▶ **PROBLEM DETAILS**
Track down each line that has the word "werd" and copy it.

--- begin INFORMATION SHOWN ---

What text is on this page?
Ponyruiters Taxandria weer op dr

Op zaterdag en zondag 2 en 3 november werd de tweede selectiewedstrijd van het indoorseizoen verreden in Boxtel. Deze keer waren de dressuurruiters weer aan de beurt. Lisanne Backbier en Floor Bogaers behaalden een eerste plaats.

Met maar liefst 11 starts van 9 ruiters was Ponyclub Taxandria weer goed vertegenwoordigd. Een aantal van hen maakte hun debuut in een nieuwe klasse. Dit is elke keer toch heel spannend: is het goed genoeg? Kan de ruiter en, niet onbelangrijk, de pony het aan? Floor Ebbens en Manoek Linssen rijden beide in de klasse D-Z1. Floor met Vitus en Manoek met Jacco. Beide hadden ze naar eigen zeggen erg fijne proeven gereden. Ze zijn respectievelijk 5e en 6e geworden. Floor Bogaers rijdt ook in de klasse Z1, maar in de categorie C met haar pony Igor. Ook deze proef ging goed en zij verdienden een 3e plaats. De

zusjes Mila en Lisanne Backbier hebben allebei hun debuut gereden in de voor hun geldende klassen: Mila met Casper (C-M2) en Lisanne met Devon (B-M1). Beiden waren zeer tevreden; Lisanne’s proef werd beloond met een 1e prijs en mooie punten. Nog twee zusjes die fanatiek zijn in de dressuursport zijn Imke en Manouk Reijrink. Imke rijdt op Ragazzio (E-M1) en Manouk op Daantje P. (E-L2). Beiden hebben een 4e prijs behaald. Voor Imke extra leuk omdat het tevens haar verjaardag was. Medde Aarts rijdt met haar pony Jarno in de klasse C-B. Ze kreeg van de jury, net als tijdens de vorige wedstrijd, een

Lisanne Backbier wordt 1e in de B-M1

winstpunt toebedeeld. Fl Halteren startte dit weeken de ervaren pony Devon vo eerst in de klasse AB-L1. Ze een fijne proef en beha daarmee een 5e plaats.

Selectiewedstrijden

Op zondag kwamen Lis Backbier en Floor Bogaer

--- end INFORMATION SHOWN ---

▶ **SOLUTION TO THIS TASK**
Op zaterdag en zondag 2 en 3 november werd de tweede selectiewedstrijd van het indoorseizoen verreden in Boxtel. Deze keer waren de dressuurruiters weer aan de beurt. Lisanne Backbier en Floor Bogaers behaalden een eerste plaats.
zusjes Mila en Lisanne Backbier hebben allebei hun debuut gereden in de voor hun geldende klassen: Mila met Casper (C-M2) en Lisanne met Devon (B-M1). Beiden waren zeer tevreden; Lisanne’s proef werd beloond met een 1e prijs en mooie punten. Nog twee zusjes die fanatiek zijn in de dressuursport zijn Imke en Manouk Reijrink. Imke rijdt op Ragazzio (E-M1) en Manouk op Daantje P. (E-L2). Beiden hebben een 4e prijs behaald. Voor Imke extra leuk omdat het tevens haar verjaardag was. Medde Aarts rijdt met haar pony Jarno in de klasse C-B. Ze kreeg van de jury, net als tijdens de vorige wedstrijd, een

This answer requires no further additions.